> _Objective_: The records that follow are to be repeated exactly, with the pictures removed.
[start]
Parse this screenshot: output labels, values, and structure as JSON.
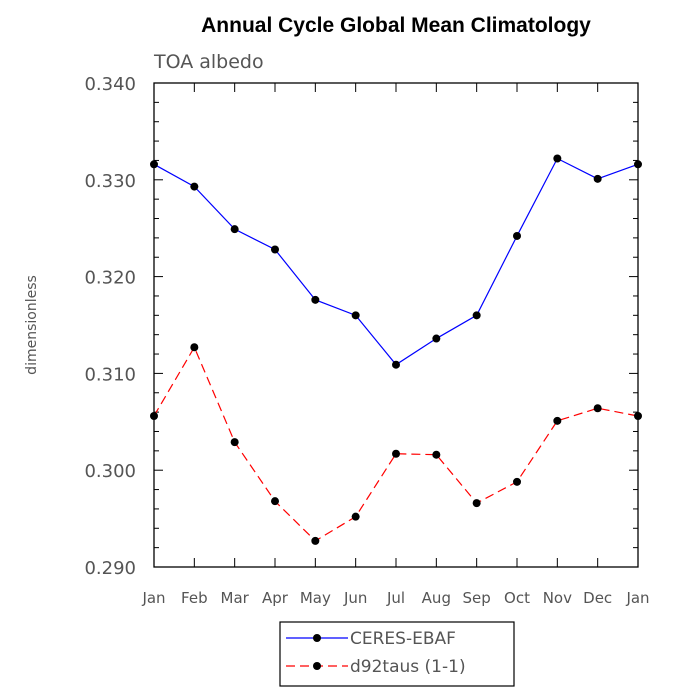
{
  "chart_data": {
    "type": "line",
    "title": "Annual Cycle Global Mean Climatology",
    "subtitle": "TOA albedo",
    "xlabel": "",
    "ylabel": "dimensionless",
    "categories": [
      "Jan",
      "Feb",
      "Mar",
      "Apr",
      "May",
      "Jun",
      "Jul",
      "Aug",
      "Sep",
      "Oct",
      "Nov",
      "Dec",
      "Jan"
    ],
    "ylim": [
      0.29,
      0.34
    ],
    "yticks": [
      "0.290",
      "0.300",
      "0.310",
      "0.320",
      "0.330",
      "0.340"
    ],
    "ytick_values": [
      0.29,
      0.3,
      0.31,
      0.32,
      0.33,
      0.34
    ],
    "series": [
      {
        "name": "CERES-EBAF",
        "color": "#0000ff",
        "dash": "solid",
        "values": [
          0.3316,
          0.3293,
          0.3249,
          0.3228,
          0.3176,
          0.316,
          0.3109,
          0.3136,
          0.316,
          0.3242,
          0.3322,
          0.3301,
          0.3316
        ]
      },
      {
        "name": "d92taus (1-1)",
        "color": "#ff0000",
        "dash": "dashed",
        "values": [
          0.3056,
          0.3127,
          0.3029,
          0.2968,
          0.2927,
          0.2952,
          0.3017,
          0.3016,
          0.2966,
          0.2988,
          0.3051,
          0.3064,
          0.3056
        ]
      }
    ],
    "legend_position": "bottom-center",
    "marker_color": "#000000"
  }
}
[end]
> _Completed task_:
Parse this screenshot: output labels, values, and structure as JSON.
{
  "chart_data": {
    "type": "line",
    "title": "Annual Cycle Global Mean Climatology",
    "subtitle": "TOA albedo",
    "xlabel": "",
    "ylabel": "dimensionless",
    "categories": [
      "Jan",
      "Feb",
      "Mar",
      "Apr",
      "May",
      "Jun",
      "Jul",
      "Aug",
      "Sep",
      "Oct",
      "Nov",
      "Dec",
      "Jan"
    ],
    "ylim": [
      0.29,
      0.34
    ],
    "yticks": [
      "0.290",
      "0.300",
      "0.310",
      "0.320",
      "0.330",
      "0.340"
    ],
    "ytick_values": [
      0.29,
      0.3,
      0.31,
      0.32,
      0.33,
      0.34
    ],
    "series": [
      {
        "name": "CERES-EBAF",
        "color": "#0000ff",
        "dash": "solid",
        "values": [
          0.3316,
          0.3293,
          0.3249,
          0.3228,
          0.3176,
          0.316,
          0.3109,
          0.3136,
          0.316,
          0.3242,
          0.3322,
          0.3301,
          0.3316
        ]
      },
      {
        "name": "d92taus (1-1)",
        "color": "#ff0000",
        "dash": "dashed",
        "values": [
          0.3056,
          0.3127,
          0.3029,
          0.2968,
          0.2927,
          0.2952,
          0.3017,
          0.3016,
          0.2966,
          0.2988,
          0.3051,
          0.3064,
          0.3056
        ]
      }
    ],
    "legend_position": "bottom-center",
    "marker_color": "#000000"
  }
}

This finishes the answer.